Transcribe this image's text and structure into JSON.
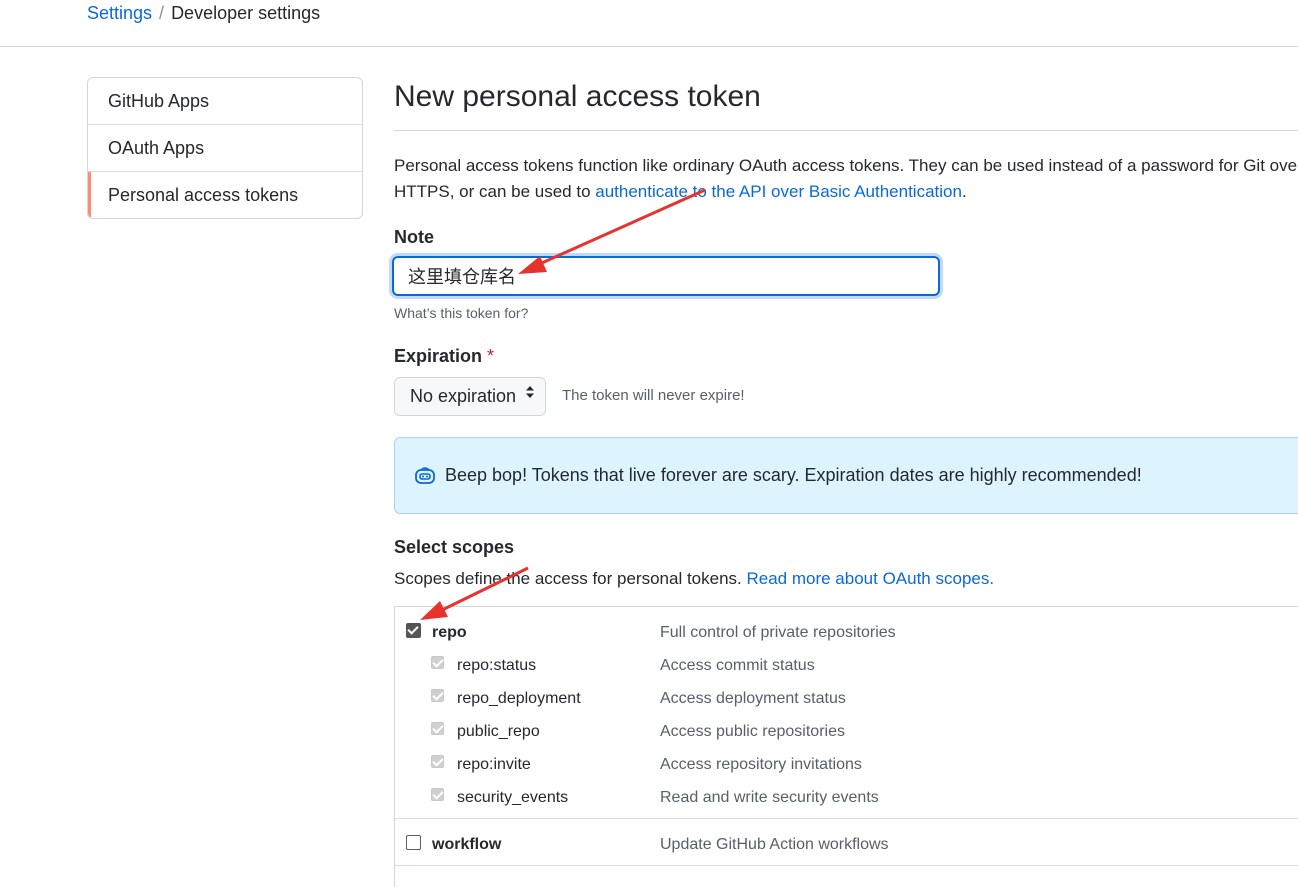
{
  "breadcrumb": {
    "parent": "Settings",
    "separator": "/",
    "current": "Developer settings"
  },
  "sidebar": {
    "items": [
      {
        "label": "GitHub Apps"
      },
      {
        "label": "OAuth Apps"
      },
      {
        "label": "Personal access tokens",
        "selected": true
      }
    ]
  },
  "page": {
    "title": "New personal access token",
    "intro_text": "Personal access tokens function like ordinary OAuth access tokens. They can be used instead of a password for Git ove",
    "intro_text_2": "HTTPS, or can be used to ",
    "intro_link": "authenticate to the API over Basic Authentication",
    "intro_end": "."
  },
  "note": {
    "label": "Note",
    "value": "这里填仓库名",
    "hint": "What’s this token for?"
  },
  "expiration": {
    "label": "Expiration",
    "required_marker": "*",
    "selected": "No expiration",
    "note": "The token will never expire!"
  },
  "flash": {
    "message": "Beep bop! Tokens that live forever are scary. Expiration dates are highly recommended!"
  },
  "scopes": {
    "label": "Select scopes",
    "description": "Scopes define the access for personal tokens. ",
    "link": "Read more about OAuth scopes.",
    "items": [
      {
        "name": "repo",
        "description": "Full control of private repositories",
        "checked": true
      },
      {
        "name": "repo:status",
        "description": "Access commit status",
        "checked": true
      },
      {
        "name": "repo_deployment",
        "description": "Access deployment status",
        "checked": true
      },
      {
        "name": "public_repo",
        "description": "Access public repositories",
        "checked": true
      },
      {
        "name": "repo:invite",
        "description": "Access repository invitations",
        "checked": true
      },
      {
        "name": "security_events",
        "description": "Read and write security events",
        "checked": true
      },
      {
        "name": "workflow",
        "description": "Update GitHub Action workflows",
        "checked": false
      }
    ]
  },
  "colors": {
    "link": "#0969da",
    "selected_accent": "#fd8c73",
    "annotation_arrow": "#e8322d",
    "flash_bg": "#ddf4ff"
  },
  "icons": {
    "flash": "bot-icon",
    "select": "chevron-up-down-icon"
  }
}
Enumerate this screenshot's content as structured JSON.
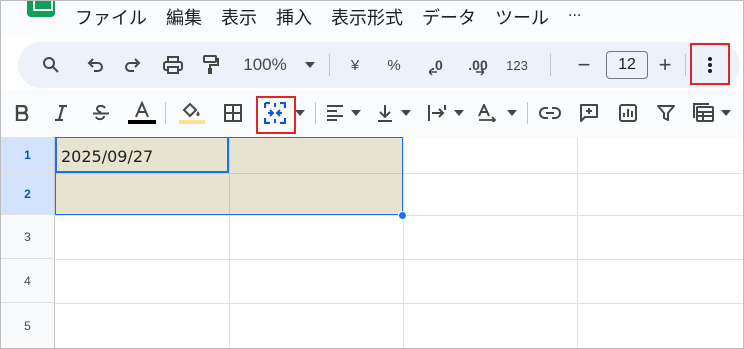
{
  "menu": {
    "items": [
      "ファイル",
      "編集",
      "表示",
      "挿入",
      "表示形式",
      "データ",
      "ツール",
      "..."
    ]
  },
  "toolbar1": {
    "zoom": "100%",
    "currency": "¥",
    "percent": "%",
    "decrease_decimal": ".0",
    "increase_decimal": ".00",
    "number_format": "123",
    "font_size": "12",
    "minus": "−",
    "plus": "+"
  },
  "sheet": {
    "rows": [
      "1",
      "2",
      "3",
      "4",
      "5"
    ],
    "a1_value": "2025/09/27"
  },
  "colors": {
    "highlight_box": "#e0242a",
    "selection_fill": "#e6e4d0",
    "selection_border": "#1a73e8",
    "toolbar_bg": "#edf2fa"
  }
}
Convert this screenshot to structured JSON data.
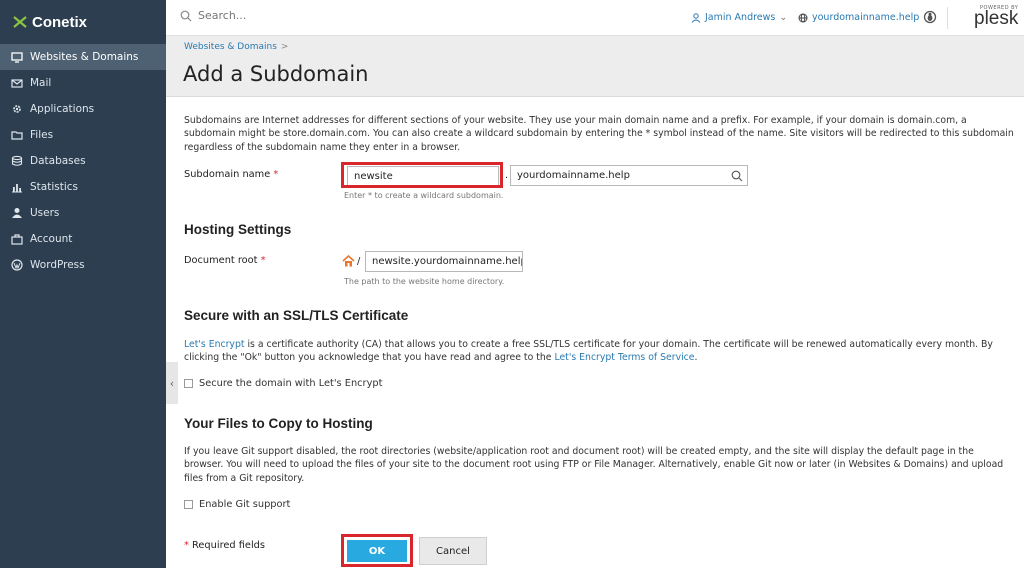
{
  "brand": {
    "name": "Conetix"
  },
  "sidebar": {
    "items": [
      {
        "label": "Websites & Domains",
        "icon": "monitor-icon",
        "active": true
      },
      {
        "label": "Mail",
        "icon": "mail-icon"
      },
      {
        "label": "Applications",
        "icon": "gear-icon"
      },
      {
        "label": "Files",
        "icon": "folder-icon"
      },
      {
        "label": "Databases",
        "icon": "database-icon"
      },
      {
        "label": "Statistics",
        "icon": "bar-chart-icon"
      },
      {
        "label": "Users",
        "icon": "user-icon"
      },
      {
        "label": "Account",
        "icon": "briefcase-icon"
      },
      {
        "label": "WordPress",
        "icon": "wordpress-icon"
      }
    ]
  },
  "header": {
    "search_placeholder": "Search...",
    "user": "Jamin Andrews",
    "domain": "yourdomainname.help",
    "powered_by": "POWERED BY",
    "plesk": "plesk"
  },
  "page": {
    "breadcrumb": "Websites & Domains",
    "breadcrumb_sep": ">",
    "title": "Add a Subdomain",
    "description": "Subdomains are Internet addresses for different sections of your website. They use your main domain name and a prefix. For example, if your domain is domain.com, a subdomain might be store.domain.com. You can also create a wildcard subdomain by entering the * symbol instead of the name. Site visitors will be redirected to this subdomain regardless of the subdomain name they enter in a browser."
  },
  "form": {
    "subdomain_label": "Subdomain name",
    "required_mark": "*",
    "subdomain_value": "newsite",
    "dot": ".",
    "parent_domain": "yourdomainname.help",
    "subdomain_hint": "Enter * to create a wildcard subdomain.",
    "hosting_title": "Hosting Settings",
    "docroot_label": "Document root",
    "docroot_slash": "/",
    "docroot_value": "newsite.yourdomainname.help",
    "docroot_hint": "The path to the website home directory.",
    "ssl_title": "Secure with an SSL/TLS Certificate",
    "ssl_link1": "Let's Encrypt",
    "ssl_text": " is a certificate authority (CA) that allows you to create a free SSL/TLS certificate for your domain. The certificate will be renewed automatically every month. By clicking the \"Ok\" button you acknowledge that you have read and agree to the ",
    "ssl_link2": "Let's Encrypt Terms of Service",
    "ssl_end": ".",
    "ssl_checkbox": "Secure the domain with Let's Encrypt",
    "files_title": "Your Files to Copy to Hosting",
    "files_text": "If you leave Git support disabled, the root directories (website/application root and document root) will be created empty, and the site will display the default page in the browser. You will need to upload the files of your site to the document root using FTP or File Manager. Alternatively, enable Git now or later (in Websites & Domains) and upload files from a Git repository.",
    "git_checkbox": "Enable Git support",
    "required_note": "Required fields",
    "ok": "OK",
    "cancel": "Cancel"
  },
  "colors": {
    "sidebar": "#2c3e50",
    "link": "#2a7ab0",
    "highlight": "#d9252c",
    "ok_button": "#28aae1"
  }
}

* * * * * * * * *

- Goal -
Search the listing above for the string "They". Copy every line that contains it.

- Output for this exercise -
    "intro_text": "Personal access tokens function like ordinary OAuth access tokens. They can be used instead of a password for Git ove",
    "description": "Subdomains are Internet addresses for different sections of your website. They use your main domain name and a prefix. For example, if your domain is domain.com, a subdomain might be store.domain.com. You can also create a wildcard subdomain by entering the * symbol instead of the name. Site visitors will be redirected to this subdomain regardless of the subdomain name they enter in a browser."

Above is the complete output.